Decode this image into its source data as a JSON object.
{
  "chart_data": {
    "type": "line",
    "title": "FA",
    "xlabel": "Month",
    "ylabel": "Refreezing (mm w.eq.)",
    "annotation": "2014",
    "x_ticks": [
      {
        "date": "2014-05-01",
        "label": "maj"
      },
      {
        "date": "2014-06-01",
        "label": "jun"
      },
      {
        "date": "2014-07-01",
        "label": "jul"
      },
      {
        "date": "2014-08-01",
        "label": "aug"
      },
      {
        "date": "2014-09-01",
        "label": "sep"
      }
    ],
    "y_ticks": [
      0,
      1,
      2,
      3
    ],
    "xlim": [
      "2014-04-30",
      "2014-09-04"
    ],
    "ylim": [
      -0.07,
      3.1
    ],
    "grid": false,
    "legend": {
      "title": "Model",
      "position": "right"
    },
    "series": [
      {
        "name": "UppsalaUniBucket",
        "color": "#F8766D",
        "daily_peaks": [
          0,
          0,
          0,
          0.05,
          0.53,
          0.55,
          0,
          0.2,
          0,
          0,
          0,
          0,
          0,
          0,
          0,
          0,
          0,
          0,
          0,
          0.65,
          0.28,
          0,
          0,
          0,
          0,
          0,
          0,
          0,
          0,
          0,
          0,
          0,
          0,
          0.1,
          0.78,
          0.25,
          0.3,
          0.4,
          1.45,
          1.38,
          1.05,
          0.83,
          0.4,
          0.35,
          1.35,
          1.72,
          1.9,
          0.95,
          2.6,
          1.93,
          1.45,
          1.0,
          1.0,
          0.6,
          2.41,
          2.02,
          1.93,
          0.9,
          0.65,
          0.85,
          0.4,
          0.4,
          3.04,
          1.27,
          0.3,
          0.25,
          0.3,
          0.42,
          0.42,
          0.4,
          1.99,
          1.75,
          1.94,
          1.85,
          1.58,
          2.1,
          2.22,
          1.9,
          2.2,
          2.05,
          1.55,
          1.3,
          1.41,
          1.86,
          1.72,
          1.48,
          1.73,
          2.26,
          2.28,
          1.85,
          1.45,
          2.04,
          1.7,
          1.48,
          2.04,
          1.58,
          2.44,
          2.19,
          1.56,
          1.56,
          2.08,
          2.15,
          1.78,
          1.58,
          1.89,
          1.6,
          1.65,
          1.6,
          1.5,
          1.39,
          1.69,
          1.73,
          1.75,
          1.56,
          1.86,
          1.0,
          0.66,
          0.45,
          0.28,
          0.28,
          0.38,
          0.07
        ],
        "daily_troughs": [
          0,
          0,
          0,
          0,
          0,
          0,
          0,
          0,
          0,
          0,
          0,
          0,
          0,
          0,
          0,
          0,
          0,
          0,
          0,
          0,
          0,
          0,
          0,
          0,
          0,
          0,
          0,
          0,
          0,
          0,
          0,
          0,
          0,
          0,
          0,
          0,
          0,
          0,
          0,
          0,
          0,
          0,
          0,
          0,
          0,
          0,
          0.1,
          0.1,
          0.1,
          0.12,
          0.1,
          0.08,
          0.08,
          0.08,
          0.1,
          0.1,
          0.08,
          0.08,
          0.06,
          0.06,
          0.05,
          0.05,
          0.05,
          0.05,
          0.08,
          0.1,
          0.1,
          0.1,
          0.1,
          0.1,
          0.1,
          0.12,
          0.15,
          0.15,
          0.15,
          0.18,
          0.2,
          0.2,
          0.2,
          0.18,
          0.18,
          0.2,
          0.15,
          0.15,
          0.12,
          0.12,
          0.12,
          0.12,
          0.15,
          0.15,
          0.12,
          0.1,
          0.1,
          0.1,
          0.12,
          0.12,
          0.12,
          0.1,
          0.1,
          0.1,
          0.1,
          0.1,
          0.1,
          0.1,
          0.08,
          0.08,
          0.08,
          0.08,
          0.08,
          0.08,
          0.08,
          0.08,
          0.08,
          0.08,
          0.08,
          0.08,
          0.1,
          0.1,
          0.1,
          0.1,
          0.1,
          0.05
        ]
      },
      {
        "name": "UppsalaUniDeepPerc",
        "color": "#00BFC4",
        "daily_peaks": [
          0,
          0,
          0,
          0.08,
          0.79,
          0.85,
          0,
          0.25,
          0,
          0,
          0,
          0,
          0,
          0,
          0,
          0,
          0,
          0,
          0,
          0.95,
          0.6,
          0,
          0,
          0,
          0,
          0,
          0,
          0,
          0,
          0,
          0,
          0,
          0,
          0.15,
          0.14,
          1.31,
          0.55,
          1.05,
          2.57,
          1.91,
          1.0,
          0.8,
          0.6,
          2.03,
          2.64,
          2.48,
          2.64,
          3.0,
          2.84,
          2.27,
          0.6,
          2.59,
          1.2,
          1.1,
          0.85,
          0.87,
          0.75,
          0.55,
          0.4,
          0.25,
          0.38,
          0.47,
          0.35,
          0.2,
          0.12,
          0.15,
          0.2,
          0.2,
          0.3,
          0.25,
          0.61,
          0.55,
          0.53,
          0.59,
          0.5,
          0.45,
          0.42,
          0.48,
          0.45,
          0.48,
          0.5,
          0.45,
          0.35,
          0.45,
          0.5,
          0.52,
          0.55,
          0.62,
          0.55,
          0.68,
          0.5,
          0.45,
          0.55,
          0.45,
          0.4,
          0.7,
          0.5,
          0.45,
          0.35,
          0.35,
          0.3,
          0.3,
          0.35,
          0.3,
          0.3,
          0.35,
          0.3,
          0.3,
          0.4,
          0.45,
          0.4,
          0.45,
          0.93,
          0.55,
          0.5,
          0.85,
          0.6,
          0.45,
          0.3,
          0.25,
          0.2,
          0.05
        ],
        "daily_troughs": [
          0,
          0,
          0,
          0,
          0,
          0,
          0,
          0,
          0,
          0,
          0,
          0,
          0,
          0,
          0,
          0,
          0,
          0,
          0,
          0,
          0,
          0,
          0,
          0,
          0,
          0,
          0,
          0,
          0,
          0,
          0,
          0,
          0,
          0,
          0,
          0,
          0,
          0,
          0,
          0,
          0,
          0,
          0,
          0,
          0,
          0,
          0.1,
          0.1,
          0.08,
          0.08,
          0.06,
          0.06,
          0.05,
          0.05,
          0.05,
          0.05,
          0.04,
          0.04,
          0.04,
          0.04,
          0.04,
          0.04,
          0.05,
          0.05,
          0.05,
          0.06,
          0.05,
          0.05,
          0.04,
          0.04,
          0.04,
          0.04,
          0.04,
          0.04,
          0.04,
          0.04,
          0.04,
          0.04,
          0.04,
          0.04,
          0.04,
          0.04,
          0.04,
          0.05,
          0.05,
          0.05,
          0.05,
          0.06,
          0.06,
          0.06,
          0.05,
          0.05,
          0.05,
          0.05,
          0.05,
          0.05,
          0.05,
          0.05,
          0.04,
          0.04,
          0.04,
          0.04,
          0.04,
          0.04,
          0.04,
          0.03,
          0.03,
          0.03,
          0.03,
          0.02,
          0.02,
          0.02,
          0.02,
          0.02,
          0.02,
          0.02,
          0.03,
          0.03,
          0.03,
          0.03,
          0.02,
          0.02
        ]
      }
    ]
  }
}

### Work instructions
Write the material out again in its entirety, exactly as shown.

### Expected answer
Decode this image into its source data as a JSON object.
{
  "chart_data": {
    "type": "line",
    "title": "FA",
    "xlabel": "Month",
    "ylabel": "Refreezing (mm w.eq.)",
    "annotation": "2014",
    "x_ticks": [
      {
        "date": "2014-05-01",
        "label": "maj"
      },
      {
        "date": "2014-06-01",
        "label": "jun"
      },
      {
        "date": "2014-07-01",
        "label": "jul"
      },
      {
        "date": "2014-08-01",
        "label": "aug"
      },
      {
        "date": "2014-09-01",
        "label": "sep"
      }
    ],
    "y_ticks": [
      0,
      1,
      2,
      3
    ],
    "xlim": [
      "2014-04-30",
      "2014-09-04"
    ],
    "ylim": [
      -0.07,
      3.1
    ],
    "grid": false,
    "legend": {
      "title": "Model",
      "position": "right"
    },
    "series": [
      {
        "name": "UppsalaUniBucket",
        "color": "#F8766D",
        "daily_peaks": [
          0,
          0,
          0,
          0.05,
          0.53,
          0.55,
          0,
          0.2,
          0,
          0,
          0,
          0,
          0,
          0,
          0,
          0,
          0,
          0,
          0,
          0.65,
          0.28,
          0,
          0,
          0,
          0,
          0,
          0,
          0,
          0,
          0,
          0,
          0,
          0,
          0.1,
          0.78,
          0.25,
          0.3,
          0.4,
          1.45,
          1.38,
          1.05,
          0.83,
          0.4,
          0.35,
          1.35,
          1.72,
          1.9,
          0.95,
          2.6,
          1.93,
          1.45,
          1.0,
          1.0,
          0.6,
          2.41,
          2.02,
          1.93,
          0.9,
          0.65,
          0.85,
          0.4,
          0.4,
          3.04,
          1.27,
          0.3,
          0.25,
          0.3,
          0.42,
          0.42,
          0.4,
          1.99,
          1.75,
          1.94,
          1.85,
          1.58,
          2.1,
          2.22,
          1.9,
          2.2,
          2.05,
          1.55,
          1.3,
          1.41,
          1.86,
          1.72,
          1.48,
          1.73,
          2.26,
          2.28,
          1.85,
          1.45,
          2.04,
          1.7,
          1.48,
          2.04,
          1.58,
          2.44,
          2.19,
          1.56,
          1.56,
          2.08,
          2.15,
          1.78,
          1.58,
          1.89,
          1.6,
          1.65,
          1.6,
          1.5,
          1.39,
          1.69,
          1.73,
          1.75,
          1.56,
          1.86,
          1.0,
          0.66,
          0.45,
          0.28,
          0.28,
          0.38,
          0.07
        ],
        "daily_troughs": [
          0,
          0,
          0,
          0,
          0,
          0,
          0,
          0,
          0,
          0,
          0,
          0,
          0,
          0,
          0,
          0,
          0,
          0,
          0,
          0,
          0,
          0,
          0,
          0,
          0,
          0,
          0,
          0,
          0,
          0,
          0,
          0,
          0,
          0,
          0,
          0,
          0,
          0,
          0,
          0,
          0,
          0,
          0,
          0,
          0,
          0,
          0.1,
          0.1,
          0.1,
          0.12,
          0.1,
          0.08,
          0.08,
          0.08,
          0.1,
          0.1,
          0.08,
          0.08,
          0.06,
          0.06,
          0.05,
          0.05,
          0.05,
          0.05,
          0.08,
          0.1,
          0.1,
          0.1,
          0.1,
          0.1,
          0.1,
          0.12,
          0.15,
          0.15,
          0.15,
          0.18,
          0.2,
          0.2,
          0.2,
          0.18,
          0.18,
          0.2,
          0.15,
          0.15,
          0.12,
          0.12,
          0.12,
          0.12,
          0.15,
          0.15,
          0.12,
          0.1,
          0.1,
          0.1,
          0.12,
          0.12,
          0.12,
          0.1,
          0.1,
          0.1,
          0.1,
          0.1,
          0.1,
          0.1,
          0.08,
          0.08,
          0.08,
          0.08,
          0.08,
          0.08,
          0.08,
          0.08,
          0.08,
          0.08,
          0.08,
          0.08,
          0.1,
          0.1,
          0.1,
          0.1,
          0.1,
          0.05
        ]
      },
      {
        "name": "UppsalaUniDeepPerc",
        "color": "#00BFC4",
        "daily_peaks": [
          0,
          0,
          0,
          0.08,
          0.79,
          0.85,
          0,
          0.25,
          0,
          0,
          0,
          0,
          0,
          0,
          0,
          0,
          0,
          0,
          0,
          0.95,
          0.6,
          0,
          0,
          0,
          0,
          0,
          0,
          0,
          0,
          0,
          0,
          0,
          0,
          0.15,
          0.14,
          1.31,
          0.55,
          1.05,
          2.57,
          1.91,
          1.0,
          0.8,
          0.6,
          2.03,
          2.64,
          2.48,
          2.64,
          3.0,
          2.84,
          2.27,
          0.6,
          2.59,
          1.2,
          1.1,
          0.85,
          0.87,
          0.75,
          0.55,
          0.4,
          0.25,
          0.38,
          0.47,
          0.35,
          0.2,
          0.12,
          0.15,
          0.2,
          0.2,
          0.3,
          0.25,
          0.61,
          0.55,
          0.53,
          0.59,
          0.5,
          0.45,
          0.42,
          0.48,
          0.45,
          0.48,
          0.5,
          0.45,
          0.35,
          0.45,
          0.5,
          0.52,
          0.55,
          0.62,
          0.55,
          0.68,
          0.5,
          0.45,
          0.55,
          0.45,
          0.4,
          0.7,
          0.5,
          0.45,
          0.35,
          0.35,
          0.3,
          0.3,
          0.35,
          0.3,
          0.3,
          0.35,
          0.3,
          0.3,
          0.4,
          0.45,
          0.4,
          0.45,
          0.93,
          0.55,
          0.5,
          0.85,
          0.6,
          0.45,
          0.3,
          0.25,
          0.2,
          0.05
        ],
        "daily_troughs": [
          0,
          0,
          0,
          0,
          0,
          0,
          0,
          0,
          0,
          0,
          0,
          0,
          0,
          0,
          0,
          0,
          0,
          0,
          0,
          0,
          0,
          0,
          0,
          0,
          0,
          0,
          0,
          0,
          0,
          0,
          0,
          0,
          0,
          0,
          0,
          0,
          0,
          0,
          0,
          0,
          0,
          0,
          0,
          0,
          0,
          0,
          0.1,
          0.1,
          0.08,
          0.08,
          0.06,
          0.06,
          0.05,
          0.05,
          0.05,
          0.05,
          0.04,
          0.04,
          0.04,
          0.04,
          0.04,
          0.04,
          0.05,
          0.05,
          0.05,
          0.06,
          0.05,
          0.05,
          0.04,
          0.04,
          0.04,
          0.04,
          0.04,
          0.04,
          0.04,
          0.04,
          0.04,
          0.04,
          0.04,
          0.04,
          0.04,
          0.04,
          0.04,
          0.05,
          0.05,
          0.05,
          0.05,
          0.06,
          0.06,
          0.06,
          0.05,
          0.05,
          0.05,
          0.05,
          0.05,
          0.05,
          0.05,
          0.05,
          0.04,
          0.04,
          0.04,
          0.04,
          0.04,
          0.04,
          0.04,
          0.03,
          0.03,
          0.03,
          0.03,
          0.02,
          0.02,
          0.02,
          0.02,
          0.02,
          0.02,
          0.02,
          0.03,
          0.03,
          0.03,
          0.03,
          0.02,
          0.02
        ]
      }
    ]
  }
}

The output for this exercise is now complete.